Work to complete
Collect all the lines that mention the word "اللفظ".

__________

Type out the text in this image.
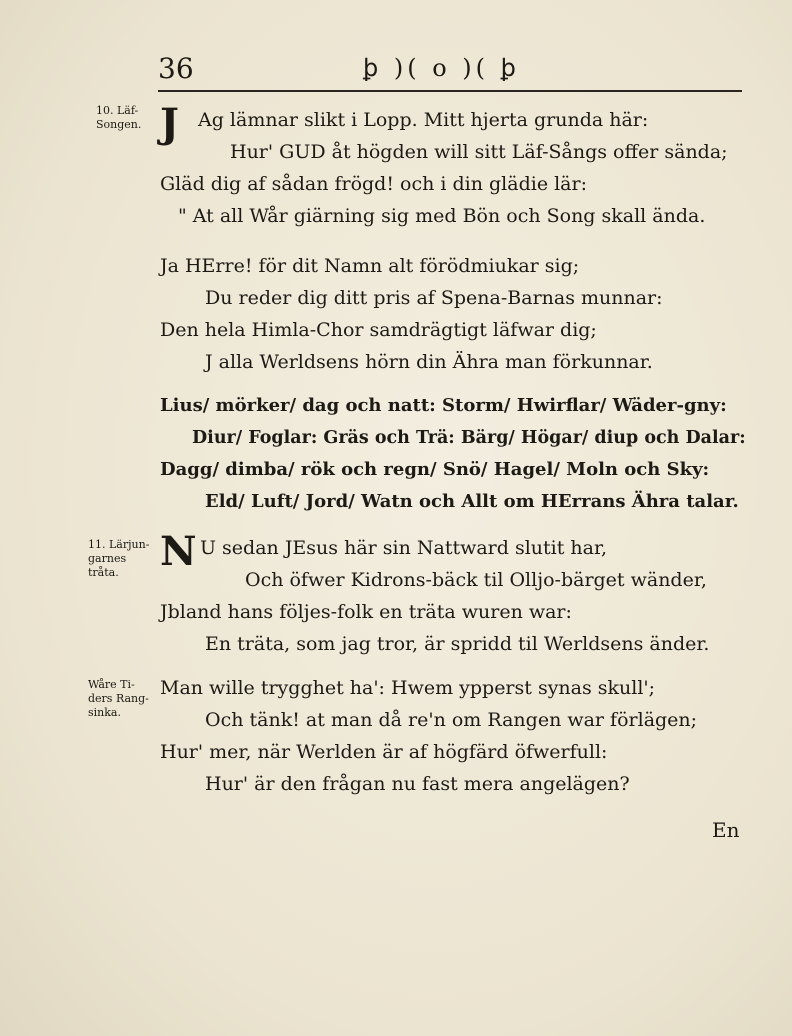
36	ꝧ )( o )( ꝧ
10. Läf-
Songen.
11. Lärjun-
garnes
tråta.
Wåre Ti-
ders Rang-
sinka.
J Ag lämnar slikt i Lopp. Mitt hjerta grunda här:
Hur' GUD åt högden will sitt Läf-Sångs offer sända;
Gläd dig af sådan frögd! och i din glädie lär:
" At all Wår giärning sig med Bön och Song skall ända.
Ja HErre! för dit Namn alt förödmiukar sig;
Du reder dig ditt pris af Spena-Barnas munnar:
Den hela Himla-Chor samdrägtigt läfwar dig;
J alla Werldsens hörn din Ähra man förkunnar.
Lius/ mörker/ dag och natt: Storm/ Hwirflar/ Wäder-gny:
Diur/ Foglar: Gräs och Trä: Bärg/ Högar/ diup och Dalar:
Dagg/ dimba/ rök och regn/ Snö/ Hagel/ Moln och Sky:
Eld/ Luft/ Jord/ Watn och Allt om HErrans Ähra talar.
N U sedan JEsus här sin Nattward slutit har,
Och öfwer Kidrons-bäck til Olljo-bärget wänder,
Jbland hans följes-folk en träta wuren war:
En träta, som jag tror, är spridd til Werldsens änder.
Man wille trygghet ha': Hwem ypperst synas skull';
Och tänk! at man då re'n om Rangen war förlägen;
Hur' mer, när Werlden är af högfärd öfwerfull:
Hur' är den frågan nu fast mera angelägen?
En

__________

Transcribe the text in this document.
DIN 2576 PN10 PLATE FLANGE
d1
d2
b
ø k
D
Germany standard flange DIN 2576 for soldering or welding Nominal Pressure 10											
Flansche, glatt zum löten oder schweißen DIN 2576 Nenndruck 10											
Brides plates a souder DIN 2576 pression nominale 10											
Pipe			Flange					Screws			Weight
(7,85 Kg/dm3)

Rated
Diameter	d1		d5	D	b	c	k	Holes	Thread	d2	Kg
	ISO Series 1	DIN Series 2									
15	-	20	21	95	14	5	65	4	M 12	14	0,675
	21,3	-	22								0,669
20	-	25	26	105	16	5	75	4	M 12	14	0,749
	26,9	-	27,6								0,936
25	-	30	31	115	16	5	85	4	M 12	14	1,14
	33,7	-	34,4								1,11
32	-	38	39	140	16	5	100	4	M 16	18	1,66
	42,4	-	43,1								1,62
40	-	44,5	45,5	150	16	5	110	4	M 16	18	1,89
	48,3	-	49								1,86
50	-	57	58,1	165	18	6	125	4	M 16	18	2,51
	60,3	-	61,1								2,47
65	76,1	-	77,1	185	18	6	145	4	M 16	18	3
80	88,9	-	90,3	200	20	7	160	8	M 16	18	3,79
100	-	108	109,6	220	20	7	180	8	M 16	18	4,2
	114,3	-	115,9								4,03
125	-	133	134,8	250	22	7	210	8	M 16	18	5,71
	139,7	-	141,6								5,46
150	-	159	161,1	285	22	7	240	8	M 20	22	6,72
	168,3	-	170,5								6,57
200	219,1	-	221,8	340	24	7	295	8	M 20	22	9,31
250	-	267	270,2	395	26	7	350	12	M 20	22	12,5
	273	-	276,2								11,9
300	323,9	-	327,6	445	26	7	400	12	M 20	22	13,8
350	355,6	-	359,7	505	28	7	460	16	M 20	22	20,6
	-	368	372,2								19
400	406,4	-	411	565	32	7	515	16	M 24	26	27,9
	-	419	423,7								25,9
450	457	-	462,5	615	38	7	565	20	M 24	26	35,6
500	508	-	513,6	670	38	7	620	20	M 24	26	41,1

__________

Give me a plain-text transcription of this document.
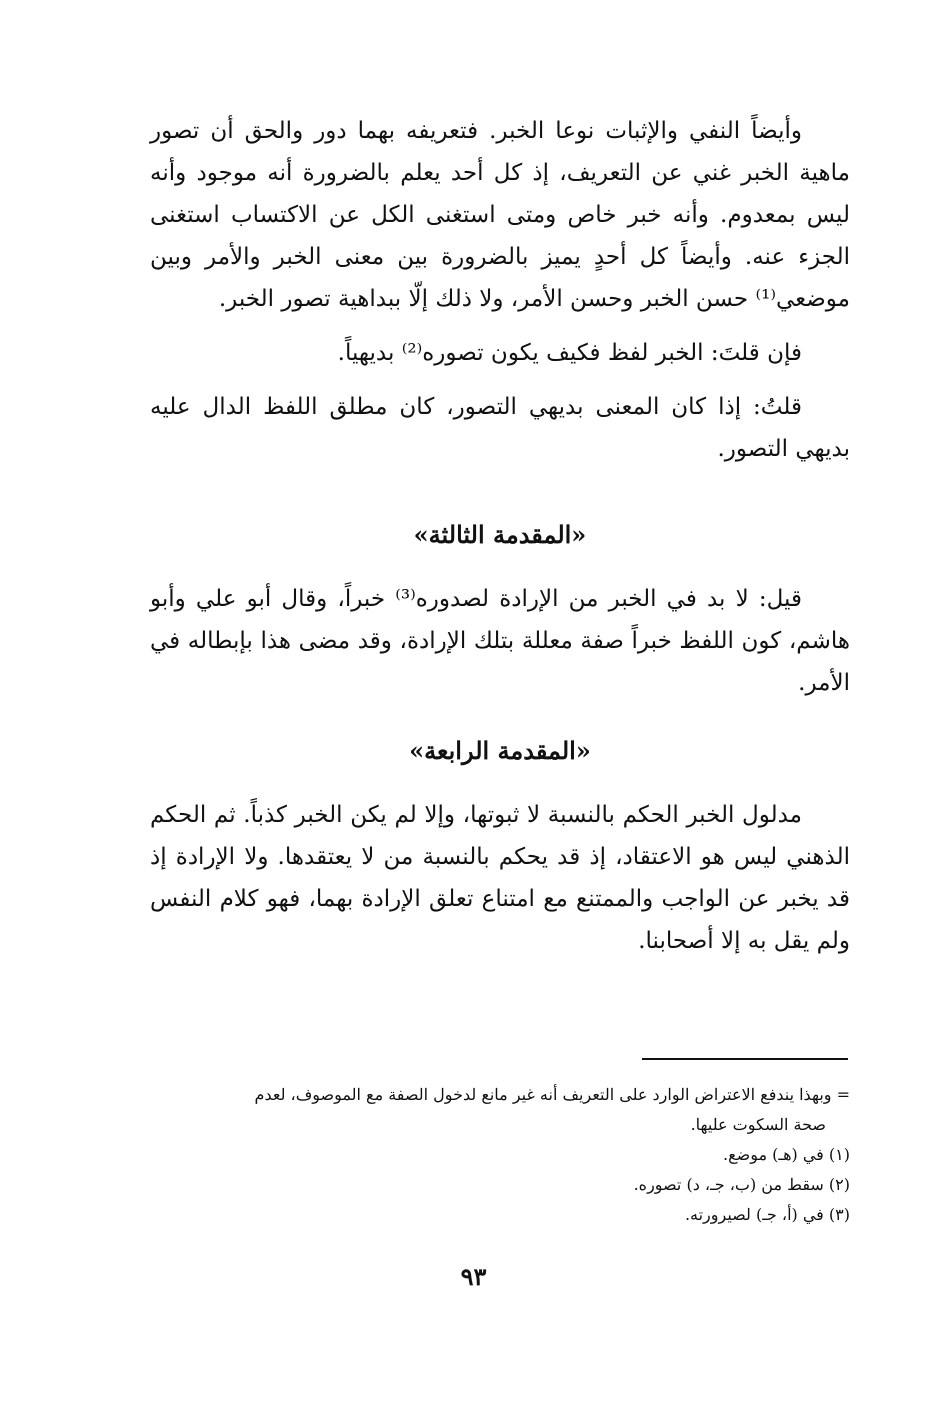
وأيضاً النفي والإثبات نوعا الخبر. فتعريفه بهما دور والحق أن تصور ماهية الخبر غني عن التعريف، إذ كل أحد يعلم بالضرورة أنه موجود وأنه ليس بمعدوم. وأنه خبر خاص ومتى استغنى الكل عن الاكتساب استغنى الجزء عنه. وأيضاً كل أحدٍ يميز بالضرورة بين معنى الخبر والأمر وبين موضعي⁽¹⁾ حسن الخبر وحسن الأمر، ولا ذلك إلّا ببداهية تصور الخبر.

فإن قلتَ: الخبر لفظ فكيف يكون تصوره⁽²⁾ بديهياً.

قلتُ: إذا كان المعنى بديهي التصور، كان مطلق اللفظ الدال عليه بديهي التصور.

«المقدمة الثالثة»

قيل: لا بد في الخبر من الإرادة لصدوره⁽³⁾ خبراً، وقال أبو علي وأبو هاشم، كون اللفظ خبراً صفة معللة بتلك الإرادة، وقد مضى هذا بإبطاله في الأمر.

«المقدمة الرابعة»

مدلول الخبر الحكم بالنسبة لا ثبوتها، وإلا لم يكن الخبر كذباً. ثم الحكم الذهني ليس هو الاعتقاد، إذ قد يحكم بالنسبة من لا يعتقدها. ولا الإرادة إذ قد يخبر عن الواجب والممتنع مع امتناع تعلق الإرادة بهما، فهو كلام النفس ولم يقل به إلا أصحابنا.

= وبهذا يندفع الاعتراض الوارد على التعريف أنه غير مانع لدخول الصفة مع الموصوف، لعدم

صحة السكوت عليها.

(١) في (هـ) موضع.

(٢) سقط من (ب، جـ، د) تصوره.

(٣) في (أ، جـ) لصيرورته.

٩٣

__________

Reply
قلتُ: إذا كان المعنى بديهي التصور، كان مطلق اللفظ الدال عليه بديهي التصور.
قيل: لا بد في الخبر من الإرادة لصدوره⁽³⁾ خبراً، وقال أبو علي وأبو هاشم، كون اللفظ خبراً صفة معللة بتلك الإرادة، وقد مضى هذا بإبطاله في الأمر.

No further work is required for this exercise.